# start of The data
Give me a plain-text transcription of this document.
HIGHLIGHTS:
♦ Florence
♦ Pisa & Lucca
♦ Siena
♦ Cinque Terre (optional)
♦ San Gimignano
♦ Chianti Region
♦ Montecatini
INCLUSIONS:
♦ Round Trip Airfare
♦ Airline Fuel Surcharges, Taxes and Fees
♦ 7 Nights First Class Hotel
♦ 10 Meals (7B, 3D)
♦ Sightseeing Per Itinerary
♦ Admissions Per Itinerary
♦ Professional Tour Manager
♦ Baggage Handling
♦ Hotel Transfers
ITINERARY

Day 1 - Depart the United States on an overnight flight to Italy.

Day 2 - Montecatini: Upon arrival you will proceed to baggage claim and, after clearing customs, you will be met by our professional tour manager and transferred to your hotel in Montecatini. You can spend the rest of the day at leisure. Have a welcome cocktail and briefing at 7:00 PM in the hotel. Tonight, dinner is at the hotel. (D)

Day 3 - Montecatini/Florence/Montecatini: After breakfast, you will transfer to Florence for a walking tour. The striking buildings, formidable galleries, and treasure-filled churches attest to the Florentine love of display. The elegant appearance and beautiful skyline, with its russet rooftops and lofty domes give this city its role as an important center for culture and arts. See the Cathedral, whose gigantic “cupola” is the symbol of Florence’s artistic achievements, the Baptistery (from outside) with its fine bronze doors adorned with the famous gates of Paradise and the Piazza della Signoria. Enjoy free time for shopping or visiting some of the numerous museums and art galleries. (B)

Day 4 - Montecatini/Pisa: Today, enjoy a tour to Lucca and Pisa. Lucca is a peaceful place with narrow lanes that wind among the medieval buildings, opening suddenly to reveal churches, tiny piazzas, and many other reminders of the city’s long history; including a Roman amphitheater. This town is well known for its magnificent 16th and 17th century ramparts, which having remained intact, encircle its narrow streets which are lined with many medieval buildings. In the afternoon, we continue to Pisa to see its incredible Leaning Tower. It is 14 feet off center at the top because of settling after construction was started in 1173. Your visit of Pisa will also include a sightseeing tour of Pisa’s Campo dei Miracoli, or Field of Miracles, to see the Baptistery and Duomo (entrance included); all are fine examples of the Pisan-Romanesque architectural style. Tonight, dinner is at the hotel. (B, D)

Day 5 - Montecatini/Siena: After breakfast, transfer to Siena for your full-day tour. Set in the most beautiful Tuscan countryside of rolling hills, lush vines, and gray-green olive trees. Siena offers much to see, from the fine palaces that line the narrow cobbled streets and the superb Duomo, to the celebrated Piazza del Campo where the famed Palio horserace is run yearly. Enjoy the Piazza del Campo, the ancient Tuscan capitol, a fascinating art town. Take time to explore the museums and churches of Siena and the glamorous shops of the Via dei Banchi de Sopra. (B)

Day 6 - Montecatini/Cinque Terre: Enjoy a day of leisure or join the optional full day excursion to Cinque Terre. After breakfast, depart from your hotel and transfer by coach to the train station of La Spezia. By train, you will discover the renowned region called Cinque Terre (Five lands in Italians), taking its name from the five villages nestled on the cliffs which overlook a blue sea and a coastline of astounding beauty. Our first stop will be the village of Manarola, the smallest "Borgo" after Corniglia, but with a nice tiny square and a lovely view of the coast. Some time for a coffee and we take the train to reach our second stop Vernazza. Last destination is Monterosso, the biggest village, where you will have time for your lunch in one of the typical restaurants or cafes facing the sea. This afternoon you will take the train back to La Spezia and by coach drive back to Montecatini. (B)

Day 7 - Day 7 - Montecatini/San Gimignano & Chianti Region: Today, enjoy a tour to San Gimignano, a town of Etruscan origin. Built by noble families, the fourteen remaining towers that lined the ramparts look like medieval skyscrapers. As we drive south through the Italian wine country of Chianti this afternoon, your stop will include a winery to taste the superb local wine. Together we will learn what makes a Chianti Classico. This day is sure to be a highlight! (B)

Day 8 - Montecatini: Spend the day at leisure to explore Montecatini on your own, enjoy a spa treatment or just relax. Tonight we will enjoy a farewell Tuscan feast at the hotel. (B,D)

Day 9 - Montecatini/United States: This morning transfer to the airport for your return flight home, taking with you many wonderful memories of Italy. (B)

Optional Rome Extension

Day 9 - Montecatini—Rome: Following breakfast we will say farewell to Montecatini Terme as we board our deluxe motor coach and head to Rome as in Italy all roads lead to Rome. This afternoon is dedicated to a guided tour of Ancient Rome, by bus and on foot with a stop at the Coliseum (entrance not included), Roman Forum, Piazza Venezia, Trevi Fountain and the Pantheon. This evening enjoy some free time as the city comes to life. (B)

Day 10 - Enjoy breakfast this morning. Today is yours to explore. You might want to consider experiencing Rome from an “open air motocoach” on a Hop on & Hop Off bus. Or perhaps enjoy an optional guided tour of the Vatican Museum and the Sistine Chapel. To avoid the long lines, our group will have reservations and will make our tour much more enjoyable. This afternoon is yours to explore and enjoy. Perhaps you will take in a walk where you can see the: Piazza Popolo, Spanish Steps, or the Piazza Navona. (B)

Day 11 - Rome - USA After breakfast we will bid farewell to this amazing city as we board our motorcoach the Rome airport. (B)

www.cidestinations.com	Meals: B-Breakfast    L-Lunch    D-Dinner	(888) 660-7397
# end of The data
Work to do:
Pick out every line of the listing containing the word "States", and show those lines.

Response to the task:
Day 1 - Depart the United States on an overnight flight to Italy.
Day 9 - Montecatini/United States: This morning transfer to the airport for your return flight home, taking with you many wonderful memories of Italy. (B)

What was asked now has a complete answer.